**What is being asked:** Locate and copy all lines bearing the word "about".

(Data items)
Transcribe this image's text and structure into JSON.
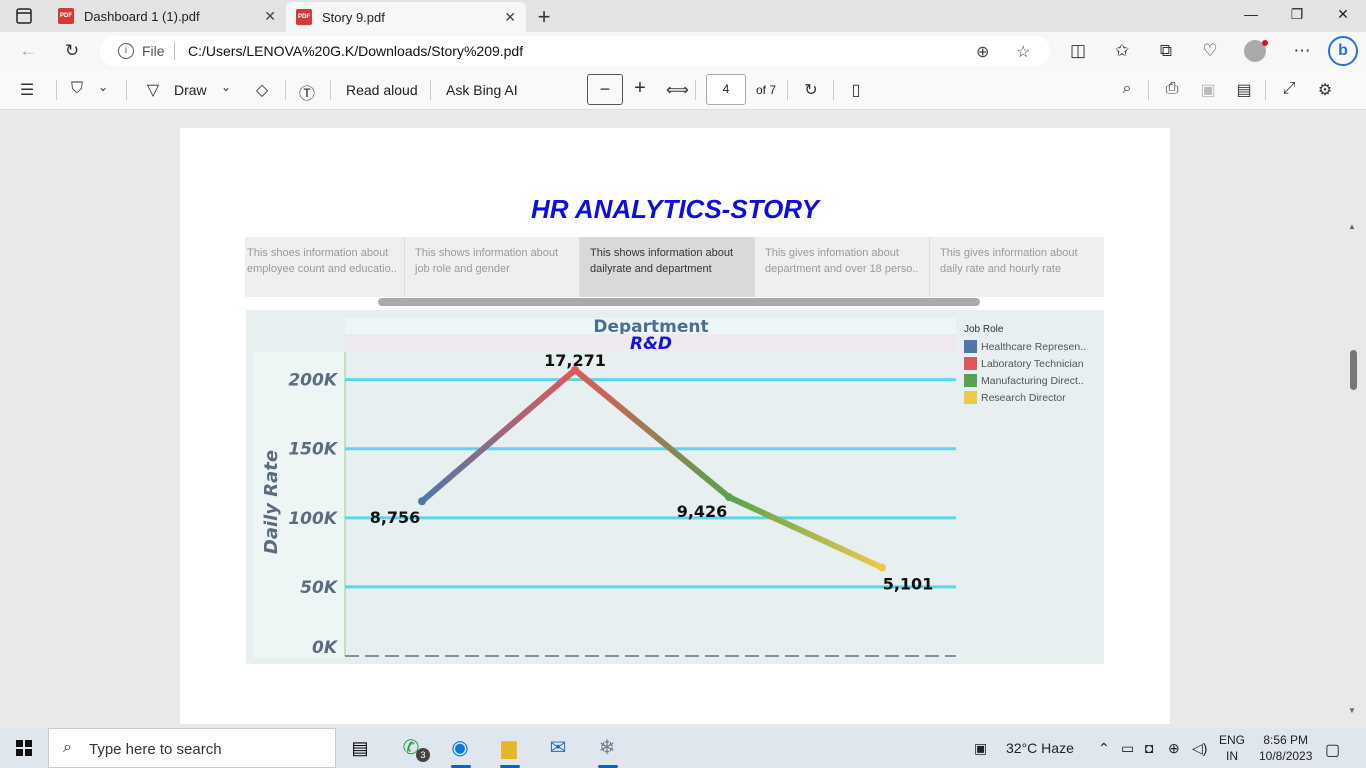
{
  "browser": {
    "tabs": [
      {
        "title": "Dashboard 1 (1).pdf",
        "active": false
      },
      {
        "title": "Story 9.pdf",
        "active": true
      }
    ],
    "file_label": "File",
    "url": "C:/Users/LENOVA%20G.K/Downloads/Story%209.pdf"
  },
  "pdf_toolbar": {
    "draw_label": "Draw",
    "read_aloud_label": "Read aloud",
    "ask_bing_label": "Ask Bing AI",
    "page_number": "4",
    "page_total": "of 7"
  },
  "story": {
    "title": "HR ANALYTICS-STORY",
    "points": [
      {
        "line1": "This shoes information about",
        "line2": "employee count and educatio.."
      },
      {
        "line1": "This shows information about",
        "line2": "job role and gender"
      },
      {
        "line1": "This shows information about",
        "line2": "dailyrate and department"
      },
      {
        "line1": "This gives infomation about",
        "line2": "department and over 18 perso.."
      },
      {
        "line1": "This gives information about",
        "line2": "daily rate and hourly rate"
      }
    ],
    "active_point": 2
  },
  "chart_data": {
    "type": "line",
    "column_header": "Department",
    "column_value": "R&D",
    "ylabel": "Daily Rate",
    "ylim": [
      0,
      220000
    ],
    "y_ticks": [
      0,
      50000,
      100000,
      150000,
      200000
    ],
    "y_tick_labels": [
      "0K",
      "50K",
      "100K",
      "150K",
      "200K"
    ],
    "x_positions": [
      1,
      2,
      3,
      4
    ],
    "values": [
      112000,
      207000,
      115000,
      64000
    ],
    "data_labels": [
      "8,756",
      "17,271",
      "9,426",
      "5,101"
    ],
    "series_colors": [
      "#4e79a7",
      "#e15759",
      "#59a14f",
      "#edc948"
    ],
    "legend_title": "Job Role",
    "legend": [
      {
        "name": "Healthcare Represen..",
        "color": "#4e79a7"
      },
      {
        "name": "Laboratory Technician",
        "color": "#e15759"
      },
      {
        "name": "Manufacturing Direct..",
        "color": "#59a14f"
      },
      {
        "name": "Research Director",
        "color": "#edc948"
      }
    ],
    "grid": true
  },
  "taskbar": {
    "search_placeholder": "Type here to search",
    "whatsapp_badge": "3",
    "weather": "32°C  Haze",
    "lang_line1": "ENG",
    "lang_line2": "IN",
    "time": "8:56 PM",
    "date": "10/8/2023"
  }
}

**Exercise solution:**
        "line1": "This shoes information about",
        "line1": "This shows information about",
        "line1": "This shows information about",
        "line1": "This gives infomation about",
        "line1": "This gives information about",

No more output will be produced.